--- begin Available data ---
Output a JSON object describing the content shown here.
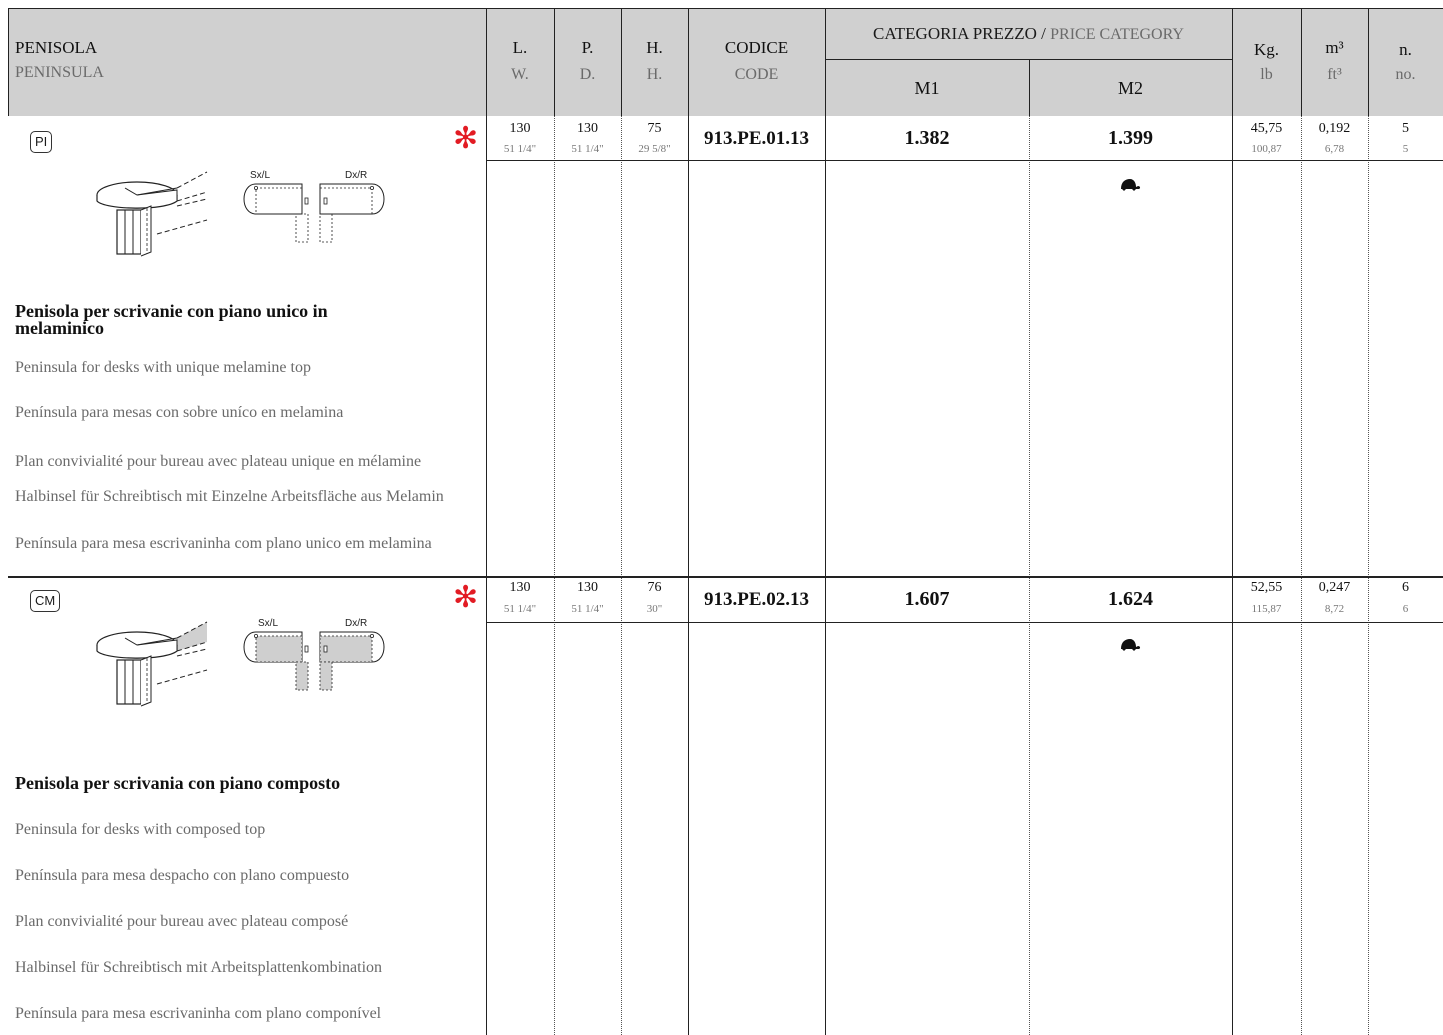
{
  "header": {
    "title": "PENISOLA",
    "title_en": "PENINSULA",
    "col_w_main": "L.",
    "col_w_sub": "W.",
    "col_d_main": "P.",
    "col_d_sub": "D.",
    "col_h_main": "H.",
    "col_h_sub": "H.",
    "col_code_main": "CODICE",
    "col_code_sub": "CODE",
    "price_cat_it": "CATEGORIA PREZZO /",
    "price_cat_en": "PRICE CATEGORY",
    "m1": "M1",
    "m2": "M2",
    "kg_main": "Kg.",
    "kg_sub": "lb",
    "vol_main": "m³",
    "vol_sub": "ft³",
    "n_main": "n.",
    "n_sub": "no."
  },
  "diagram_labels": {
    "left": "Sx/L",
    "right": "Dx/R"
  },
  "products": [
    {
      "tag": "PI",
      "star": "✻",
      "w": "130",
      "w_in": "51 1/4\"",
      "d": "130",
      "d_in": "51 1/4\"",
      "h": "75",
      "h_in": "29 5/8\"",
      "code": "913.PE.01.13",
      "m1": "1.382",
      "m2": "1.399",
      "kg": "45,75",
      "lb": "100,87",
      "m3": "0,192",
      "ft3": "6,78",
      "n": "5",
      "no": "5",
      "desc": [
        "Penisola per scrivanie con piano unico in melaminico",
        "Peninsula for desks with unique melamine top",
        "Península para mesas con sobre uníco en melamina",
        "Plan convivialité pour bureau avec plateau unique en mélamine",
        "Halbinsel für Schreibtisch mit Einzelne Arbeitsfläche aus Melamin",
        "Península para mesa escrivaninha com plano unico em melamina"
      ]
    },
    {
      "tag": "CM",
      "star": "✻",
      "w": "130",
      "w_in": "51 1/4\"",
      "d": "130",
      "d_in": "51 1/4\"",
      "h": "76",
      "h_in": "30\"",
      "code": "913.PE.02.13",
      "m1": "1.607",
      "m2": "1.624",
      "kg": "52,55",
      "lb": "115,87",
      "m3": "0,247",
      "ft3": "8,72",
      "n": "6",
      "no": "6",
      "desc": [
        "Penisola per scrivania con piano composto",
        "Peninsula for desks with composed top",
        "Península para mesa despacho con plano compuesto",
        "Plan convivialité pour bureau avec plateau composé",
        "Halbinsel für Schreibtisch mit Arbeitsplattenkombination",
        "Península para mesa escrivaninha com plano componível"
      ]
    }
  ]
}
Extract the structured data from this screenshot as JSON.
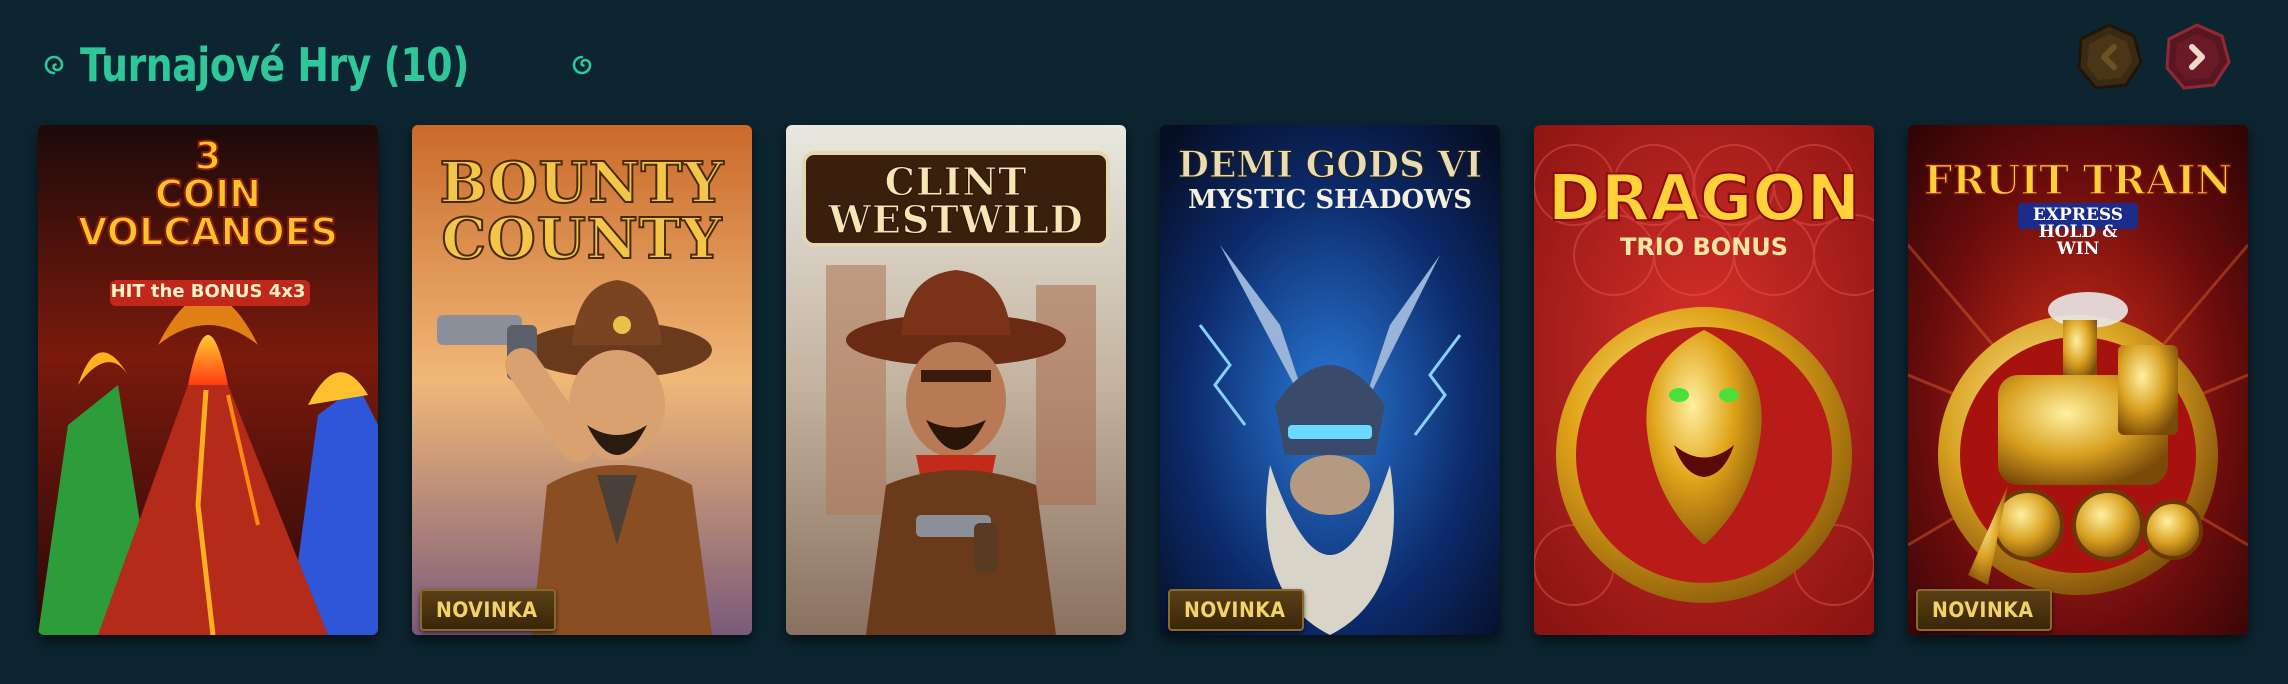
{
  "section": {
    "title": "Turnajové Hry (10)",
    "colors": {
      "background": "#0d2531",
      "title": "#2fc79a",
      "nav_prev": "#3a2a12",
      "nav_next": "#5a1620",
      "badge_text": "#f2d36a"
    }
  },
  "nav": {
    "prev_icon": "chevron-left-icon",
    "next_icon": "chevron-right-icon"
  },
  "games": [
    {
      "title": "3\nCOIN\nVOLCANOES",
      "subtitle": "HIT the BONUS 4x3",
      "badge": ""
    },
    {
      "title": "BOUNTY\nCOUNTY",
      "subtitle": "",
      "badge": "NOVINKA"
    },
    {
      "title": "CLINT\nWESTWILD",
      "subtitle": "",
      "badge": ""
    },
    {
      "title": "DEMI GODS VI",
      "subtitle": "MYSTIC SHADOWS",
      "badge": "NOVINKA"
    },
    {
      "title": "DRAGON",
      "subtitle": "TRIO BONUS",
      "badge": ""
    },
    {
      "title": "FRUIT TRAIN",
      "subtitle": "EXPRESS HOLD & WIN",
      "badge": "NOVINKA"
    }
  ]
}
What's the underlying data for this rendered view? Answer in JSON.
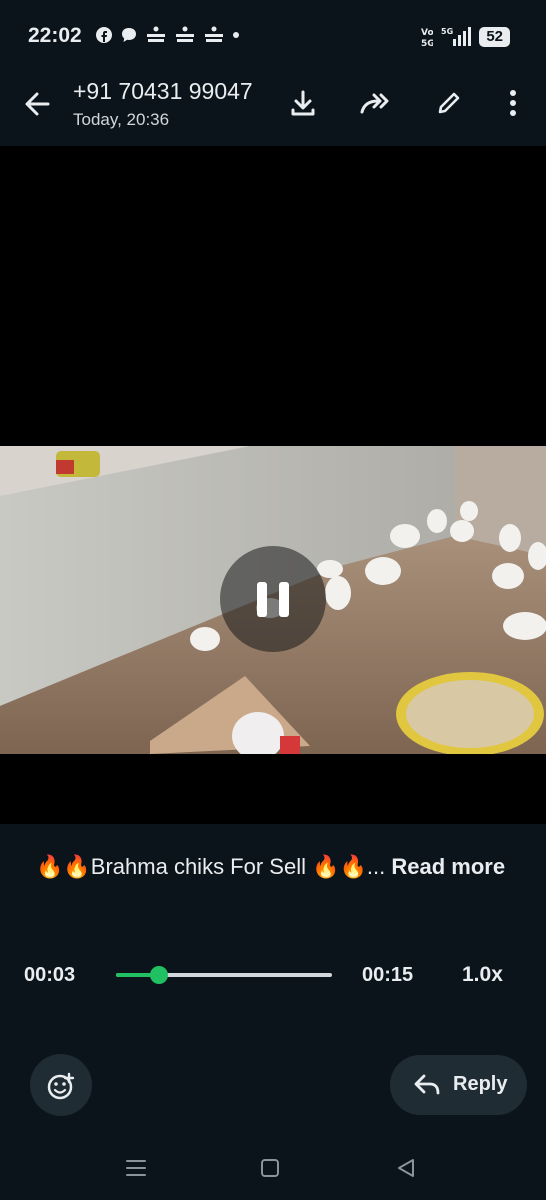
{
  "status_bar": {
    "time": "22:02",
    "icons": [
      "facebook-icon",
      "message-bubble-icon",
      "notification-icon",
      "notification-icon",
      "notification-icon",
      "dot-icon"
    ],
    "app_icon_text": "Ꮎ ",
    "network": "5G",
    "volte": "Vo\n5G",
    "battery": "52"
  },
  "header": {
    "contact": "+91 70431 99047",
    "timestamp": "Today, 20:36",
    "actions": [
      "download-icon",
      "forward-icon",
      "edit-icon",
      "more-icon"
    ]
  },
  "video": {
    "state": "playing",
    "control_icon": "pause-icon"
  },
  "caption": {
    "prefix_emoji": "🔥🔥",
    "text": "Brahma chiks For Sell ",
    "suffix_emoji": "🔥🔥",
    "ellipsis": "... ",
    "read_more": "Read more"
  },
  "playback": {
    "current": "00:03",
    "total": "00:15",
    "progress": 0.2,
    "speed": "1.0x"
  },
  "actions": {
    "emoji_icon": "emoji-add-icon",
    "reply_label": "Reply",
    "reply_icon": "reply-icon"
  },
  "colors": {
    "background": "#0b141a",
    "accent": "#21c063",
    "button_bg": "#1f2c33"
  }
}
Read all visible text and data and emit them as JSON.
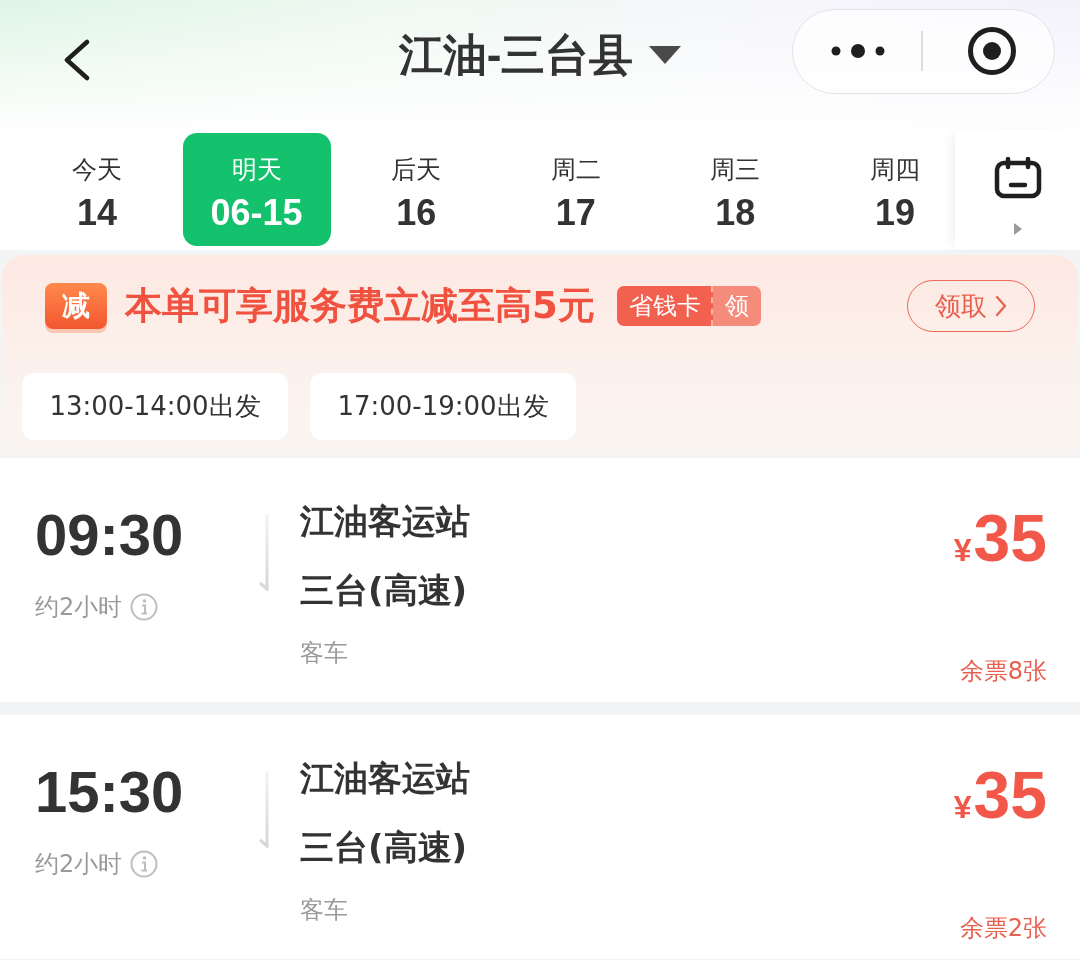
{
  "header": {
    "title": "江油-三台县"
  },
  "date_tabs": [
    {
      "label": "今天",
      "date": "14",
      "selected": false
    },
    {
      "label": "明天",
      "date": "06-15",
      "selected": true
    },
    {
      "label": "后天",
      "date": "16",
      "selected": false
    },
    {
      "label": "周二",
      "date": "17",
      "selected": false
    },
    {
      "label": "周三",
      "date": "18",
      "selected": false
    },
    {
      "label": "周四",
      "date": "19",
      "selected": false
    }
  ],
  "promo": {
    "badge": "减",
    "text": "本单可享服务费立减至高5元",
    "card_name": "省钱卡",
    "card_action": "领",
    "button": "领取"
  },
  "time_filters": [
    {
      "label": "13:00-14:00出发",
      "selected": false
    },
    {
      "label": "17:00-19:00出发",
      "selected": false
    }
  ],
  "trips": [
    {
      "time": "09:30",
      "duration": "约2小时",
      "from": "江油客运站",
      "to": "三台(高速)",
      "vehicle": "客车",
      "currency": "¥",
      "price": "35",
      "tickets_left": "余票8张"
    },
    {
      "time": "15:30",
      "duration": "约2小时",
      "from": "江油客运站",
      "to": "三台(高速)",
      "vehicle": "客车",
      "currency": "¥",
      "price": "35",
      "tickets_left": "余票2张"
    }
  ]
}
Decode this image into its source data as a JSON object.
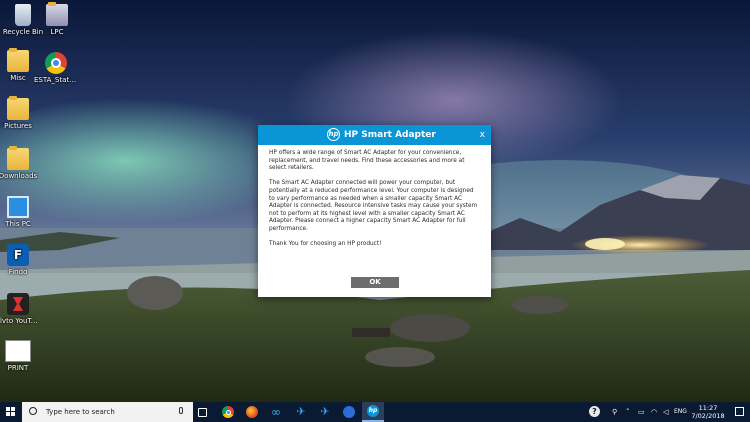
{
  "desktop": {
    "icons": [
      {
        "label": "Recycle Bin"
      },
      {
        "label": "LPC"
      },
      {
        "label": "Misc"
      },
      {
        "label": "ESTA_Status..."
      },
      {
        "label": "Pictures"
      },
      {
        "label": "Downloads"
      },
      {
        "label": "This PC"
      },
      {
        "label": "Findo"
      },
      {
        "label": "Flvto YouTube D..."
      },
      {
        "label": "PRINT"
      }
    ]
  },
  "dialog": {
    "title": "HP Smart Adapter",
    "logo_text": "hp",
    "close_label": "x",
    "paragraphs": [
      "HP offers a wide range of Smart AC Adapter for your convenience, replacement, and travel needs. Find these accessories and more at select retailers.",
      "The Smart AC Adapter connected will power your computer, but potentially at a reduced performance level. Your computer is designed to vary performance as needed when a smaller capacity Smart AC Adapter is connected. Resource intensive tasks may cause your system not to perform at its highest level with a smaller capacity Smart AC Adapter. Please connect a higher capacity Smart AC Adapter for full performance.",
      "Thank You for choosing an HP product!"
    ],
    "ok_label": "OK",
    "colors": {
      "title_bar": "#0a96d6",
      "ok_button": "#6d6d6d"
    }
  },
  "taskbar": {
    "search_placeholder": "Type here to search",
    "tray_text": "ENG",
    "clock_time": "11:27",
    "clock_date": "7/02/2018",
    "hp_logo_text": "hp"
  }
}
--- end Available data ---
Exercise objective: Repeat the material verbatim. Do not carry over any picture.

Task response:
Output a JSON object describing the content shown here.
{
  "header": {
    "title": "PENISOLA",
    "title_en": "PENINSULA",
    "col_w_main": "L.",
    "col_w_sub": "W.",
    "col_d_main": "P.",
    "col_d_sub": "D.",
    "col_h_main": "H.",
    "col_h_sub": "H.",
    "col_code_main": "CODICE",
    "col_code_sub": "CODE",
    "price_cat_it": "CATEGORIA PREZZO /",
    "price_cat_en": "PRICE CATEGORY",
    "m1": "M1",
    "m2": "M2",
    "kg_main": "Kg.",
    "kg_sub": "lb",
    "vol_main": "m³",
    "vol_sub": "ft³",
    "n_main": "n.",
    "n_sub": "no."
  },
  "diagram_labels": {
    "left": "Sx/L",
    "right": "Dx/R"
  },
  "products": [
    {
      "tag": "PI",
      "star": "✻",
      "w": "130",
      "w_in": "51 1/4\"",
      "d": "130",
      "d_in": "51 1/4\"",
      "h": "75",
      "h_in": "29 5/8\"",
      "code": "913.PE.01.13",
      "m1": "1.382",
      "m2": "1.399",
      "kg": "45,75",
      "lb": "100,87",
      "m3": "0,192",
      "ft3": "6,78",
      "n": "5",
      "no": "5",
      "desc": [
        "Penisola per scrivanie con piano unico in melaminico",
        "Peninsula for desks with unique melamine top",
        "Península para mesas con sobre uníco en melamina",
        "Plan convivialité pour bureau avec plateau unique en mélamine",
        "Halbinsel für Schreibtisch mit Einzelne Arbeitsfläche aus Melamin",
        "Península para mesa escrivaninha com plano unico em melamina"
      ]
    },
    {
      "tag": "CM",
      "star": "✻",
      "w": "130",
      "w_in": "51 1/4\"",
      "d": "130",
      "d_in": "51 1/4\"",
      "h": "76",
      "h_in": "30\"",
      "code": "913.PE.02.13",
      "m1": "1.607",
      "m2": "1.624",
      "kg": "52,55",
      "lb": "115,87",
      "m3": "0,247",
      "ft3": "8,72",
      "n": "6",
      "no": "6",
      "desc": [
        "Penisola per scrivania con piano composto",
        "Peninsula for desks with composed top",
        "Península para mesa despacho con plano compuesto",
        "Plan convivialité pour bureau avec plateau composé",
        "Halbinsel für Schreibtisch mit Arbeitsplattenkombination",
        "Península para mesa escrivaninha com plano componível"
      ]
    }
  ]
}
Extract the structured data from this screenshot as JSON.
{
  "section": {
    "title": "Turnajové Hry (10)",
    "colors": {
      "background": "#0d2531",
      "title": "#2fc79a",
      "nav_prev": "#3a2a12",
      "nav_next": "#5a1620",
      "badge_text": "#f2d36a"
    }
  },
  "nav": {
    "prev_icon": "chevron-left-icon",
    "next_icon": "chevron-right-icon"
  },
  "games": [
    {
      "title": "3\nCOIN\nVOLCANOES",
      "subtitle": "HIT the BONUS 4x3",
      "badge": ""
    },
    {
      "title": "BOUNTY\nCOUNTY",
      "subtitle": "",
      "badge": "NOVINKA"
    },
    {
      "title": "CLINT\nWESTWILD",
      "subtitle": "",
      "badge": ""
    },
    {
      "title": "DEMI GODS VI",
      "subtitle": "MYSTIC SHADOWS",
      "badge": "NOVINKA"
    },
    {
      "title": "DRAGON",
      "subtitle": "TRIO BONUS",
      "badge": ""
    },
    {
      "title": "FRUIT TRAIN",
      "subtitle": "EXPRESS HOLD & WIN",
      "badge": "NOVINKA"
    }
  ]
}
What's the underlying data for this rendered view? Answer in JSON.
{
  "status_bar": {
    "time": "22:02",
    "icons": [
      "facebook-icon",
      "message-bubble-icon",
      "notification-icon",
      "notification-icon",
      "notification-icon",
      "dot-icon"
    ],
    "app_icon_text": "Ꮎ ",
    "network": "5G",
    "volte": "Vo\n5G",
    "battery": "52"
  },
  "header": {
    "contact": "+91 70431 99047",
    "timestamp": "Today, 20:36",
    "actions": [
      "download-icon",
      "forward-icon",
      "edit-icon",
      "more-icon"
    ]
  },
  "video": {
    "state": "playing",
    "control_icon": "pause-icon"
  },
  "caption": {
    "prefix_emoji": "🔥🔥",
    "text": "Brahma chiks For Sell ",
    "suffix_emoji": "🔥🔥",
    "ellipsis": "... ",
    "read_more": "Read more"
  },
  "playback": {
    "current": "00:03",
    "total": "00:15",
    "progress": 0.2,
    "speed": "1.0x"
  },
  "actions": {
    "emoji_icon": "emoji-add-icon",
    "reply_label": "Reply",
    "reply_icon": "reply-icon"
  },
  "colors": {
    "background": "#0b141a",
    "accent": "#21c063",
    "button_bg": "#1f2c33"
  }
}
Read all visible text and data and emit them as JSON.
{
  "header": {
    "title": "江油-三台县"
  },
  "date_tabs": [
    {
      "label": "今天",
      "date": "14",
      "selected": false
    },
    {
      "label": "明天",
      "date": "06-15",
      "selected": true
    },
    {
      "label": "后天",
      "date": "16",
      "selected": false
    },
    {
      "label": "周二",
      "date": "17",
      "selected": false
    },
    {
      "label": "周三",
      "date": "18",
      "selected": false
    },
    {
      "label": "周四",
      "date": "19",
      "selected": false
    }
  ],
  "promo": {
    "badge": "减",
    "text": "本单可享服务费立减至高5元",
    "card_name": "省钱卡",
    "card_action": "领",
    "button": "领取"
  },
  "time_filters": [
    {
      "label": "13:00-14:00出发",
      "selected": false
    },
    {
      "label": "17:00-19:00出发",
      "selected": false
    }
  ],
  "trips": [
    {
      "time": "09:30",
      "duration": "约2小时",
      "from": "江油客运站",
      "to": "三台(高速)",
      "vehicle": "客车",
      "currency": "¥",
      "price": "35",
      "tickets_left": "余票8张"
    },
    {
      "time": "15:30",
      "duration": "约2小时",
      "from": "江油客运站",
      "to": "三台(高速)",
      "vehicle": "客车",
      "currency": "¥",
      "price": "35",
      "tickets_left": "余票2张"
    }
  ]
}
Decode this image into its source data as a JSON object.
{
  "desktop": {
    "icons": [
      {
        "label": "Recycle Bin"
      },
      {
        "label": "LPC"
      },
      {
        "label": "Misc"
      },
      {
        "label": "ESTA_Status..."
      },
      {
        "label": "Pictures"
      },
      {
        "label": "Downloads"
      },
      {
        "label": "This PC"
      },
      {
        "label": "Findo"
      },
      {
        "label": "Flvto YouTube D..."
      },
      {
        "label": "PRINT"
      }
    ]
  },
  "dialog": {
    "title": "HP Smart Adapter",
    "logo_text": "hp",
    "close_label": "x",
    "paragraphs": [
      "HP offers a wide range of Smart AC Adapter for your convenience, replacement, and travel needs. Find these accessories and more at select retailers.",
      "The Smart AC Adapter connected will power your computer, but potentially at a reduced performance level. Your computer is designed to vary performance as needed when a smaller capacity Smart AC Adapter is connected. Resource intensive tasks may cause your system not to perform at its highest level with a smaller capacity Smart AC Adapter. Please connect a higher capacity Smart AC Adapter for full performance.",
      "Thank You for choosing an HP product!"
    ],
    "ok_label": "OK",
    "colors": {
      "title_bar": "#0a96d6",
      "ok_button": "#6d6d6d"
    }
  },
  "taskbar": {
    "search_placeholder": "Type here to search",
    "tray_text": "ENG",
    "clock_time": "11:27",
    "clock_date": "7/02/2018",
    "hp_logo_text": "hp"
  }
}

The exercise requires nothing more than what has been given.